Data entries
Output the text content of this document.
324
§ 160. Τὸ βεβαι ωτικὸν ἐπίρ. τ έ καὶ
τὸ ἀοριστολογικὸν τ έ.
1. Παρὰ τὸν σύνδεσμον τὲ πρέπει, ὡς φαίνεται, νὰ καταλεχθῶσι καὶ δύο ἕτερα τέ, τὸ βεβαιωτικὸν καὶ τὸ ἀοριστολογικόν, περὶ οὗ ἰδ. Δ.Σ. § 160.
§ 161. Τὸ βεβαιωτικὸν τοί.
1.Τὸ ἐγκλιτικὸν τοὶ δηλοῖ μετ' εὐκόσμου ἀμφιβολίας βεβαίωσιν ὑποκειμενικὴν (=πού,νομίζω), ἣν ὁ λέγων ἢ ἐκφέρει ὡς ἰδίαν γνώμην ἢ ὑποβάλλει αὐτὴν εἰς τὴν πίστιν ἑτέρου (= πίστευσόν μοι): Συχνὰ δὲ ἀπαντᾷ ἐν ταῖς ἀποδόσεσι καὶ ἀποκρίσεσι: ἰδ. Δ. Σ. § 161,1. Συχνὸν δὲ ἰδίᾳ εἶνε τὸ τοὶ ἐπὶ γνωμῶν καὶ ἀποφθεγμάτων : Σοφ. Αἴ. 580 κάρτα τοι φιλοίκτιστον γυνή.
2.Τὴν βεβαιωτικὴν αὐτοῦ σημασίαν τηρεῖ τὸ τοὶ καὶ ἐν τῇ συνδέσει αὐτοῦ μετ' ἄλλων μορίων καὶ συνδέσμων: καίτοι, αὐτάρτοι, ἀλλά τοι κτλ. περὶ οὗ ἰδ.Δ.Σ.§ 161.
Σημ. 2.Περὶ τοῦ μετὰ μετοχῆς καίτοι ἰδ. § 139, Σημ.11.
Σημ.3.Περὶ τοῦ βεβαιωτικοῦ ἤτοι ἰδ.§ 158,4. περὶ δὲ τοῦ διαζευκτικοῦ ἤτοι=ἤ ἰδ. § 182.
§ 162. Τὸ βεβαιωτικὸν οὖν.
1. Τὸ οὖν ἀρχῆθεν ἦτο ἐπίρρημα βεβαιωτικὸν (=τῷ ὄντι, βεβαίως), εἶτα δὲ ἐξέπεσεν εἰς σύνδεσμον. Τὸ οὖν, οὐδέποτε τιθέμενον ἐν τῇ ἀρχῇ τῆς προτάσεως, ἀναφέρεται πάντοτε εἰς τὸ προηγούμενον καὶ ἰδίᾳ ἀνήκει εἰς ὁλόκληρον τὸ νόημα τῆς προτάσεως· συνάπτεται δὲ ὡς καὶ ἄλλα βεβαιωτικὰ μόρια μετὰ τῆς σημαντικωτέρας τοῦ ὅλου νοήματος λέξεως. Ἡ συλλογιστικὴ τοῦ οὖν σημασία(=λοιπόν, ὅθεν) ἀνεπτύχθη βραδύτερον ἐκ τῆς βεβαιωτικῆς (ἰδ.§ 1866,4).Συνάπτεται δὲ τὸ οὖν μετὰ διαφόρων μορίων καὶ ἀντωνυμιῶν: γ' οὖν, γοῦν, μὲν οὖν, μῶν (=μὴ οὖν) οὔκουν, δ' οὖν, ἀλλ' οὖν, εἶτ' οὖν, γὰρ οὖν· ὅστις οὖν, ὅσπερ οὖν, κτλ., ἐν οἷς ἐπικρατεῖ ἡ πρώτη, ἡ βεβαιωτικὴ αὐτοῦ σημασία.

| What to work on |
Repeat all the entries exactly as given.

| Right answer |
Output the text content of this document.
324
§ 160. Τὸ βεβαι ωτικὸν ἐπίρ. τ έ καὶ
τὸ ἀοριστολογικὸν τ έ.
1. Παρὰ τὸν σύνδεσμον τὲ πρέπει, ὡς φαίνεται, νὰ καταλεχθῶσι καὶ δύο ἕτερα τέ, τὸ βεβαιωτικὸν καὶ τὸ ἀοριστολογικόν, περὶ οὗ ἰδ. Δ.Σ. § 160.
§ 161. Τὸ βεβαιωτικὸν τοί.
1.Τὸ ἐγκλιτικὸν τοὶ δηλοῖ μετ' εὐκόσμου ἀμφιβολίας βεβαίωσιν ὑποκειμενικὴν (=πού,νομίζω), ἣν ὁ λέγων ἢ ἐκφέρει ὡς ἰδίαν γνώμην ἢ ὑποβάλλει αὐτὴν εἰς τὴν πίστιν ἑτέρου (= πίστευσόν μοι): Συχνὰ δὲ ἀπαντᾷ ἐν ταῖς ἀποδόσεσι καὶ ἀποκρίσεσι: ἰδ. Δ. Σ. § 161,1. Συχνὸν δὲ ἰδίᾳ εἶνε τὸ τοὶ ἐπὶ γνωμῶν καὶ ἀποφθεγμάτων : Σοφ. Αἴ. 580 κάρτα τοι φιλοίκτιστον γυνή.
2.Τὴν βεβαιωτικὴν αὐτοῦ σημασίαν τηρεῖ τὸ τοὶ καὶ ἐν τῇ συνδέσει αὐτοῦ μετ' ἄλλων μορίων καὶ συνδέσμων: καίτοι, αὐτάρτοι, ἀλλά τοι κτλ. περὶ οὗ ἰδ.Δ.Σ.§ 161.
Σημ. 2.Περὶ τοῦ μετὰ μετοχῆς καίτοι ἰδ. § 139, Σημ.11.
Σημ.3.Περὶ τοῦ βεβαιωτικοῦ ἤτοι ἰδ.§ 158,4. περὶ δὲ τοῦ διαζευκτικοῦ ἤτοι=ἤ ἰδ. § 182.
§ 162. Τὸ βεβαιωτικὸν οὖν.
1. Τὸ οὖν ἀρχῆθεν ἦτο ἐπίρρημα βεβαιωτικὸν (=τῷ ὄντι, βεβαίως), εἶτα δὲ ἐξέπεσεν εἰς σύνδεσμον. Τὸ οὖν, οὐδέποτε τιθέμενον ἐν τῇ ἀρχῇ τῆς προτάσεως, ἀναφέρεται πάντοτε εἰς τὸ προηγούμενον καὶ ἰδίᾳ ἀνήκει εἰς ὁλόκληρον τὸ νόημα τῆς προτάσεως· συνάπτεται δὲ ὡς καὶ ἄλλα βεβαιωτικὰ μόρια μετὰ τῆς σημαντικωτέρας τοῦ ὅλου νοήματος λέξεως. Ἡ συλλογιστικὴ τοῦ οὖν σημασία(=λοιπόν, ὅθεν) ἀνεπτύχθη βραδύτερον ἐκ τῆς βεβαιωτικῆς (ἰδ.§ 1866,4).Συνάπτεται δὲ τὸ οὖν μετὰ διαφόρων μορίων καὶ ἀντωνυμιῶν: γ' οὖν, γοῦν, μὲν οὖν, μῶν (=μὴ οὖν) οὔκουν, δ' οὖν, ἀλλ' οὖν, εἶτ' οὖν, γὰρ οὖν· ὅστις οὖν, ὅσπερ οὖν, κτλ., ἐν οἷς ἐπικρατεῖ ἡ πρώτη, ἡ βεβαιωτικὴ αὐτοῦ σημασία.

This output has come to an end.